**Task brief:** Each line that holds the word "nalaze" should be returned.

**Input for this task:**
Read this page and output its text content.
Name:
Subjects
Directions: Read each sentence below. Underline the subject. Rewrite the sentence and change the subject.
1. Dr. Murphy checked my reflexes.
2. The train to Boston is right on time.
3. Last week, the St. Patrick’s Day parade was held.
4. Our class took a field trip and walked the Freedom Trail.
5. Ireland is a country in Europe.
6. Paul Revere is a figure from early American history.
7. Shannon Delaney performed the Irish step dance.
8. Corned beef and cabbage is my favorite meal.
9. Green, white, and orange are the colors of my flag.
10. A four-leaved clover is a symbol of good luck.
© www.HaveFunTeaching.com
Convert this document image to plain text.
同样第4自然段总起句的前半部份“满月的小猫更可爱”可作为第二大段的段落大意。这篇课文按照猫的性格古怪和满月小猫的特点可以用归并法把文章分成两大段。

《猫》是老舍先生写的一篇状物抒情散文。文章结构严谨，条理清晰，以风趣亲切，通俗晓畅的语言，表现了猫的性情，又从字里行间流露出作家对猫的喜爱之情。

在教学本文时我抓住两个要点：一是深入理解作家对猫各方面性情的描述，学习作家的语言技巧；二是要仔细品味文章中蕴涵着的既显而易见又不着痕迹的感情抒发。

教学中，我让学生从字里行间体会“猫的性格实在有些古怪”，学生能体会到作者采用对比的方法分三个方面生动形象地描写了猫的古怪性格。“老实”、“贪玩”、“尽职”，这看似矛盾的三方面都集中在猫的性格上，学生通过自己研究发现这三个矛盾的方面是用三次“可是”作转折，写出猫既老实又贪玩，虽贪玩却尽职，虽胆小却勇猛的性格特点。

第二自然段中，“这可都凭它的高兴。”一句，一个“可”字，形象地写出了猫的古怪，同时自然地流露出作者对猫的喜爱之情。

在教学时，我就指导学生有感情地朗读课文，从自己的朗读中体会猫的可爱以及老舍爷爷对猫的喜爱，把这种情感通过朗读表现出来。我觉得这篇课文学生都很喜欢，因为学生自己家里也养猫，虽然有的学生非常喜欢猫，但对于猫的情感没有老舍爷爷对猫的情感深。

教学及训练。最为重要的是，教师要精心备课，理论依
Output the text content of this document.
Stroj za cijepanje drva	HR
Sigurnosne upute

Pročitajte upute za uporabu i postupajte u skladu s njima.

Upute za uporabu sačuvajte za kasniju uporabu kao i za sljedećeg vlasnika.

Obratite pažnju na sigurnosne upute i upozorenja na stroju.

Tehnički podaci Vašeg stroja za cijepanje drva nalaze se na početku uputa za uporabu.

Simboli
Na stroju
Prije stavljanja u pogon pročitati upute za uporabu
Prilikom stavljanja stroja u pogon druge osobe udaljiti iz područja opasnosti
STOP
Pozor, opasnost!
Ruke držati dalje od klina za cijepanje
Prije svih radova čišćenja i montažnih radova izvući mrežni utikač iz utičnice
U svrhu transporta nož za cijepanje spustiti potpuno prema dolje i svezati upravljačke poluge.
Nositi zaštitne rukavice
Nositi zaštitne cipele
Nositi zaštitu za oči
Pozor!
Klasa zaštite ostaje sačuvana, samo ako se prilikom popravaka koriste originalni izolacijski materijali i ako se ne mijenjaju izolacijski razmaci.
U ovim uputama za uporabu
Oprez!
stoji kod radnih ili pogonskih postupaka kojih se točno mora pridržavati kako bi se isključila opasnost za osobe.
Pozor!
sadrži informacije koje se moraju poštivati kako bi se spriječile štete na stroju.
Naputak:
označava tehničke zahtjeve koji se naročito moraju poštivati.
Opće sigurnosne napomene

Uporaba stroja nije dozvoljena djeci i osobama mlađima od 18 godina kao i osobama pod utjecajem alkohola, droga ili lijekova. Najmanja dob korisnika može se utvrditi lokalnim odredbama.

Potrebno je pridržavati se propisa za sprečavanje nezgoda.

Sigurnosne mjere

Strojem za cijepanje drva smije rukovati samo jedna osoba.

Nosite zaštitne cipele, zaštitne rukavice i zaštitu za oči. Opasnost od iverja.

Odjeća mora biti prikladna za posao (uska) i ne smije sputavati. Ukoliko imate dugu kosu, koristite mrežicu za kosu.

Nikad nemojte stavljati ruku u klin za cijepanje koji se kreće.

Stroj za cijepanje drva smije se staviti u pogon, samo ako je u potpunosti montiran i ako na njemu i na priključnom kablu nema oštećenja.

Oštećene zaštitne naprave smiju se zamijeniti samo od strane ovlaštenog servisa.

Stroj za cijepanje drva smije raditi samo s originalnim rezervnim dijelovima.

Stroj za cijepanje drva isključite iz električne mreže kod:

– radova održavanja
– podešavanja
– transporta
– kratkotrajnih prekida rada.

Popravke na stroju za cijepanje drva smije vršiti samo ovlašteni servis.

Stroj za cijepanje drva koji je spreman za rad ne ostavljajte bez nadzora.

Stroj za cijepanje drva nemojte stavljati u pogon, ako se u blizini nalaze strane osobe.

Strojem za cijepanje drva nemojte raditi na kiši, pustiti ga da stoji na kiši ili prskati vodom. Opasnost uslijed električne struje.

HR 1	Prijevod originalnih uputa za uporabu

**Response to the exercise:**
Tehnički podaci Vašeg stroja za cijepanje drva nalaze se na početku uputa za uporabu.
Stroj za cijepanje drva nemojte stavljati u pogon, ako se u blizini nalaze strane osobe.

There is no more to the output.